* _DATASET_:

§

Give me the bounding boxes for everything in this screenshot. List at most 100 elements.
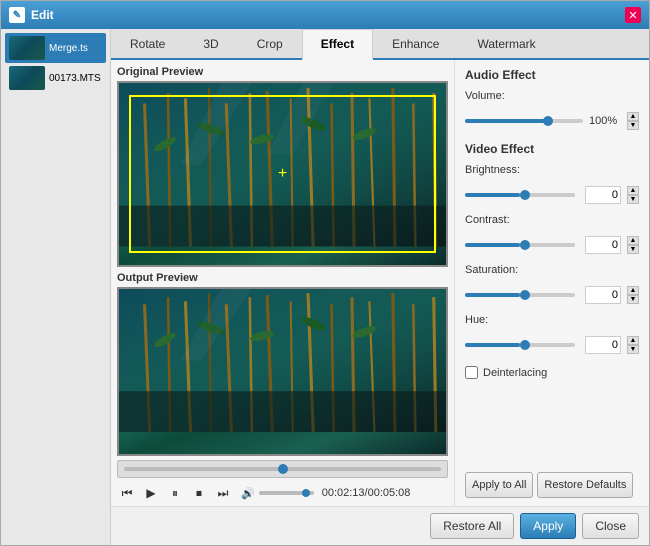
brightness-handle[interactable] [520,190,530,200]
saturation-fill [465,293,520,297]
file-name-merge: Merge.ts [49,43,88,54]
title-bar: ✎ Edit ✕ [1,1,649,29]
volume-slider[interactable] [259,491,314,495]
skip-back-button[interactable]: ⏮ [117,483,137,503]
timeline-thumb[interactable] [278,464,288,474]
contrast-slider-row: ▲ ▼ [465,236,639,254]
contrast-spinner: ▲ ▼ [627,236,639,254]
brightness-up[interactable]: ▲ [627,186,639,195]
stop-button[interactable]: ⏹ [189,483,209,503]
hue-fill [465,343,520,347]
deinterlacing-checkbox[interactable] [465,366,478,379]
volume-track[interactable] [465,119,583,123]
apply-to-all-button[interactable]: Apply to All [465,472,533,498]
output-video-content [119,289,446,454]
deinterlacing-label: Deinterlacing [483,367,547,379]
timeline-bar[interactable] [117,460,448,478]
window-icon: ✎ [9,7,25,23]
skip-forward-button[interactable]: ⏭ [213,483,233,503]
contrast-label: Contrast: [465,214,530,226]
tab-rotate[interactable]: Rotate [111,29,184,60]
bottom-buttons: Restore All Apply Close [111,506,649,545]
editor-area: Original Preview [111,60,649,506]
main-content: Rotate 3D Crop Effect Enhance Watermark … [111,29,649,545]
video-section: Original Preview [111,60,454,506]
brightness-spinner: ▲ ▼ [627,186,639,204]
pause-button[interactable]: ⏸ [165,483,185,503]
brightness-fill [465,193,520,197]
file-name-mts: 00173.MTS [49,73,101,84]
output-video-frame [117,287,448,456]
tab-watermark[interactable]: Watermark [458,29,554,60]
edit-window: ✎ Edit ✕ Merge.ts 00173.MTS Rotate [0,0,650,546]
deinterlacing-row: Deinterlacing [465,366,639,379]
crop-crosshair: + [278,165,287,183]
video-section-title: Video Effect [465,142,639,156]
hue-row: Hue: [465,314,639,326]
contrast-down[interactable]: ▼ [627,245,639,254]
brightness-input[interactable] [585,186,621,204]
play-button[interactable]: ▶ [141,483,161,503]
hue-spinner: ▲ ▼ [627,336,639,354]
controls-bar: ⏮ ▶ ⏸ ⏹ ⏭ 🔊 00:02:13/00:05:08 [117,480,448,506]
restore-all-button[interactable]: Restore All [430,513,514,539]
close-button[interactable]: Close [582,513,639,539]
hue-track[interactable] [465,343,575,347]
volume-spinner: ▲ ▼ [627,112,639,130]
brightness-track[interactable] [465,193,575,197]
original-video-frame: + [117,81,448,267]
volume-up[interactable]: ▲ [627,112,639,121]
timeline-track[interactable] [124,467,441,471]
hue-up[interactable]: ▲ [627,336,639,345]
volume-thumb [302,489,310,497]
audio-section-title: Audio Effect [465,68,639,82]
contrast-up[interactable]: ▲ [627,236,639,245]
brightness-slider-row: ▲ ▼ [465,186,639,204]
time-display: 00:02:13/00:05:08 [322,487,411,499]
contrast-row: Contrast: [465,214,639,226]
effects-panel: Audio Effect Volume: 100% ▲ ▼ [454,60,649,506]
output-preview-label: Output Preview [117,272,448,284]
volume-icon: 🔊 [241,487,255,500]
volume-handle[interactable] [543,116,553,126]
hue-slider-row: ▲ ▼ [465,336,639,354]
contrast-fill [465,243,520,247]
saturation-label: Saturation: [465,264,530,276]
apply-button[interactable]: Apply [520,513,576,539]
tab-crop[interactable]: Crop [238,29,302,60]
contrast-track[interactable] [465,243,575,247]
restore-defaults-button[interactable]: Restore Defaults [537,472,633,498]
brightness-down[interactable]: ▼ [627,195,639,204]
tab-effect[interactable]: Effect [302,29,373,60]
original-video-content: + [119,83,446,265]
file-item-merge[interactable]: Merge.ts [5,33,106,63]
hue-input[interactable] [585,336,621,354]
saturation-slider-row: ▲ ▼ [465,286,639,304]
brightness-label: Brightness: [465,164,530,176]
hue-slider-container [465,343,575,347]
contrast-handle[interactable] [520,240,530,250]
contrast-input[interactable] [585,236,621,254]
volume-slider-row: 100% ▲ ▼ [465,112,639,130]
saturation-handle[interactable] [520,290,530,300]
file-panel: Merge.ts 00173.MTS [1,29,111,545]
volume-value: 100% [589,115,621,127]
saturation-input[interactable] [585,286,621,304]
crop-selection[interactable]: + [129,95,436,253]
close-button[interactable]: ✕ [625,7,641,23]
contrast-slider-container [465,243,575,247]
tab-enhance[interactable]: Enhance [373,29,458,60]
hue-handle[interactable] [520,340,530,350]
saturation-slider-container [465,293,575,297]
volume-row: Volume: [465,90,639,102]
saturation-down[interactable]: ▼ [627,295,639,304]
hue-down[interactable]: ▼ [627,345,639,354]
tab-3d[interactable]: 3D [184,29,237,60]
saturation-up[interactable]: ▲ [627,286,639,295]
file-item-mts[interactable]: 00173.MTS [5,63,106,93]
tabs-bar: Rotate 3D Crop Effect Enhance Watermark [111,29,649,60]
saturation-track[interactable] [465,293,575,297]
original-preview-label: Original Preview [117,66,448,78]
window-title: Edit [31,8,619,22]
volume-down[interactable]: ▼ [627,121,639,130]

§

* _AIM OF THE EXERCISE_: Pull out each line of the records above that contains the string "output". Uppercase and lowercase letters count as different.

* _WRITTEN ANSWER_:
output-video-content [119,289,446,454]
output-video-frame [117,287,448,456]
output-preview-label: Output Preview [117,272,448,284]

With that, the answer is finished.